__WORK TO COMPLETE__: Please return the full listing below without altering anything.

__AVAILABLE DATA__:

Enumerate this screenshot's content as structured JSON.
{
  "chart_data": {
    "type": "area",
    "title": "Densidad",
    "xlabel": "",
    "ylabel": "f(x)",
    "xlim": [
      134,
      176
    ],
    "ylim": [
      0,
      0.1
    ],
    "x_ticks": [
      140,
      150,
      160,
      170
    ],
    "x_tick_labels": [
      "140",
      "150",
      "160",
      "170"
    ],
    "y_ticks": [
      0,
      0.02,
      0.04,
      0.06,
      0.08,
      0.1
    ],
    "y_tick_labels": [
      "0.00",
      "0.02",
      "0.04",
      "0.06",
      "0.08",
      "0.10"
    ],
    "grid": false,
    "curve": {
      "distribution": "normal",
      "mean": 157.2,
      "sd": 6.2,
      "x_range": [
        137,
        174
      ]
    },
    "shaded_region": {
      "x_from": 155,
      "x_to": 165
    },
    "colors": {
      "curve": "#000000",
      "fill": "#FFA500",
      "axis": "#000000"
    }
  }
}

__RESPONSE__:
Enumerate this screenshot's content as structured JSON.
{
  "chart_data": {
    "type": "area",
    "title": "Densidad",
    "xlabel": "",
    "ylabel": "f(x)",
    "xlim": [
      134,
      176
    ],
    "ylim": [
      0,
      0.1
    ],
    "x_ticks": [
      140,
      150,
      160,
      170
    ],
    "x_tick_labels": [
      "140",
      "150",
      "160",
      "170"
    ],
    "y_ticks": [
      0,
      0.02,
      0.04,
      0.06,
      0.08,
      0.1
    ],
    "y_tick_labels": [
      "0.00",
      "0.02",
      "0.04",
      "0.06",
      "0.08",
      "0.10"
    ],
    "grid": false,
    "curve": {
      "distribution": "normal",
      "mean": 157.2,
      "sd": 6.2,
      "x_range": [
        137,
        174
      ]
    },
    "shaded_region": {
      "x_from": 155,
      "x_to": 165
    },
    "colors": {
      "curve": "#000000",
      "fill": "#FFA500",
      "axis": "#000000"
    }
  }
}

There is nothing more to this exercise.